### TÂCHES À RÉALISER
A. D'après l'extrait, répondez à ces questions :
(i) De quel auteur nigérian, premier prix Nobel de littérature africaine, la maison devient-elle l'éditeur ?
(ii) Quelle maison d'édition Robert Ageneau part-il créer après la rupture ?
(iii) En quelle année les deux maisons d'édition existent-elles toujours ?
B. Transcrivez sans rien changer le passage de l'extrait qui va de "Oui, y compris" à "de cette rupture?".

### EXTRAIT DU TEXTE
···
Vous le disiez, la maison va se faire un nom dans le milieu en publiant les textes de personnalités reconnues comme Hocine Aït Ahmed, figure de la lutte de libération en Algérie, en devenant l’éditeur du nigérian Wole Soyinka, le premier prix Nobel de littérature africaine, en soutenant aussi activement les mouvements de décolonisation.  

Oui, y compris ceux qui sont en difficulté en 1974-75. C’est la question du Timor oriental qui les a beaucoup mobilisés à un moment, c’est le combat des sahraouis du Sahara occidental. Et puis à cette époque-là, Robert Ageneau et Denis Pryen et le groupe d’associations qui est autour d’eux, participent aussi de la réflexion sur que ce qu’il faut faire des Outre-mer français, les Antilles, la Guyane, la Réunion … Avec l’idée qu’il faut les conduire vers l’autonomie ou vers l’indépendance.

Malgré le succès en 1980, c’est la rupture entre les deux fondateurs. Robert Ageneau claque la porte et part créer une autre maison d’édition,Karthala,qu’est-ce qui est à l’origine de cette rupture?  

D’abord, un pilotage à 2, c’est toujours un pilotage complexe. C’est très bien pour démarrer une entreprise, mais au bout d’un moment, il y a deux égos, il y a deux conceptions. Et donc c’est presque inévitable. La deuxième raison, c’est que Robert Ageneau a envie de continuer à faire vivre très attentivement l’édition, le faire peu à peu, pas à pas. Denis Pryen, lui, veut aller plus vite, il estime qu’il y a beaucoup de choses à publier. Et donc, c’est cette conception de la rapidité dans la fabrication des livres, du nombre de livres à fabriquer qui va pousser à la rupture. Mais c’est aussi deux conceptions de l’édition, mais deux conceptions complémentaires. La preuve, c’est qu’en 2022, il existe toujours 2 maisons d’édition, l’Harmattan, et Karthala, qui continuent à faire leur travail, notamment au bénéfice des pays du sud.
···
Relevés de mise en page visuelle
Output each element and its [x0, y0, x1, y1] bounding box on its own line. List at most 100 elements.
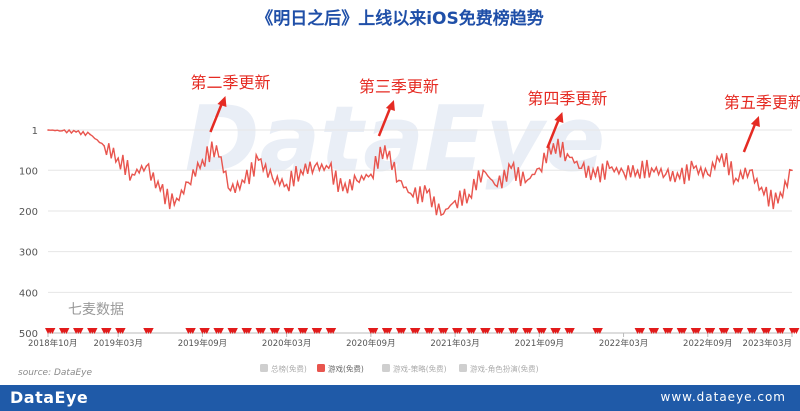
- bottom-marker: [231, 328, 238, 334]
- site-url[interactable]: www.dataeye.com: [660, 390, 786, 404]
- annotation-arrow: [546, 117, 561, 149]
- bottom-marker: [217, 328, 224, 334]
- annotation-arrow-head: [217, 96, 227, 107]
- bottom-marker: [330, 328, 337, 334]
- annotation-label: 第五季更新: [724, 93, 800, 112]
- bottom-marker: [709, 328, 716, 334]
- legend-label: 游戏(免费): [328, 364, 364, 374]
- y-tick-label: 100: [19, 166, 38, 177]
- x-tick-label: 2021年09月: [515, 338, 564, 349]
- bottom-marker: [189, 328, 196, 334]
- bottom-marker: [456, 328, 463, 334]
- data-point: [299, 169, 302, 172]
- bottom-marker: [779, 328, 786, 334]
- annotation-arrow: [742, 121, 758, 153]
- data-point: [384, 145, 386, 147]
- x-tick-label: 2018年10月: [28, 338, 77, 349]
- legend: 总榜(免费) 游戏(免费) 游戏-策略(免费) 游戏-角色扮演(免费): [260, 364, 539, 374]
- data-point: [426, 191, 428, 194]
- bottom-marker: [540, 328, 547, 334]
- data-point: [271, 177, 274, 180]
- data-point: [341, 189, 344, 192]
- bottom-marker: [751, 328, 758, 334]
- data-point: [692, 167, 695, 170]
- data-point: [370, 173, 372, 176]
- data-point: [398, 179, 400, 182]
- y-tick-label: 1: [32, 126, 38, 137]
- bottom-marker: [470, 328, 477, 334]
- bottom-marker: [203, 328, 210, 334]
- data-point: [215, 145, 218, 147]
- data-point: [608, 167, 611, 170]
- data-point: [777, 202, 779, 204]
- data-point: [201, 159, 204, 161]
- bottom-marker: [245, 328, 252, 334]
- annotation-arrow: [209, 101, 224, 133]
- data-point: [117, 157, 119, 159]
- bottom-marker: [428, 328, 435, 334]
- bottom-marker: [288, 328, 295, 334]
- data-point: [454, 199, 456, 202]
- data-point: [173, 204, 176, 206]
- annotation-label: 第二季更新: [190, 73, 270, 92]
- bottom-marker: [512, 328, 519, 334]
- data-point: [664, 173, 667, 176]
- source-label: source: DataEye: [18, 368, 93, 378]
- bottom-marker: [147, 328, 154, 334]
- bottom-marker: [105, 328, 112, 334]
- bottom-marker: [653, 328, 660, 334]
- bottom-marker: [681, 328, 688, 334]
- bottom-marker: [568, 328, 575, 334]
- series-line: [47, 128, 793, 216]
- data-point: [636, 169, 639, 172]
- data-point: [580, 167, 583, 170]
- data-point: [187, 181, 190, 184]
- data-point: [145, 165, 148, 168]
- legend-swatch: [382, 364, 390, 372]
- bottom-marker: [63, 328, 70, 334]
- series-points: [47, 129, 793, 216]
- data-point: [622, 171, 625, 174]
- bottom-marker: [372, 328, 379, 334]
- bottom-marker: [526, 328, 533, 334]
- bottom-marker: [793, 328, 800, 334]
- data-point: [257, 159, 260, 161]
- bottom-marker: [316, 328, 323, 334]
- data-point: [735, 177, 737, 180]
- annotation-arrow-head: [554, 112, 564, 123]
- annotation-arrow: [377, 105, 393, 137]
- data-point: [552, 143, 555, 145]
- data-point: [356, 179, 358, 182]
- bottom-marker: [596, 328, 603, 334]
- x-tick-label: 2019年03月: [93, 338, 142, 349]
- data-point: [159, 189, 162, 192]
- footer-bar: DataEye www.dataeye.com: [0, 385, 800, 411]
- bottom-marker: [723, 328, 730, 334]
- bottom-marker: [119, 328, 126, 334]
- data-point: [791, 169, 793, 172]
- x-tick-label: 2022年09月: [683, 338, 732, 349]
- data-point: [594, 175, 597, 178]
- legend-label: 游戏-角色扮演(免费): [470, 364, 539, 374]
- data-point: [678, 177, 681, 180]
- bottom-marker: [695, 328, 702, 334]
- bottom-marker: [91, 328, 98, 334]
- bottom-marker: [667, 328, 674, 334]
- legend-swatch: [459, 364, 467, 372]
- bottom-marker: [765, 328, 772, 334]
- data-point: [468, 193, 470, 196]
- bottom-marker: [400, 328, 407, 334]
···
### RÉSULTATS FINAUX
A.
(i) Wole Soyinka
(ii) Karthala
(iii) 2022

B.
Oui, y compris ceux qui sont en difficulté en 1974-75. C’est la question du Timor oriental qui les a beaucoup mobilisés à un moment, c’est le combat des sahraouis du Sahara occidental. Et puis à cette époque-là, Robert Ageneau et Denis Pryen et le groupe d’associations qui est autour d’eux, participent aussi de la réflexion sur que ce qu’il faut faire des Outre-mer français, les Antilles, la Guyane, la Réunion … Avec l’idée qu’il faut les conduire vers l’autonomie ou vers l’indépendance.

Malgré le succès en 1980, c’est la rupture entre les deux fondateurs. Robert Ageneau claque la porte et part créer une autre maison d’édition,Karthala,qu’est-ce qui est à l’origine de cette rupture?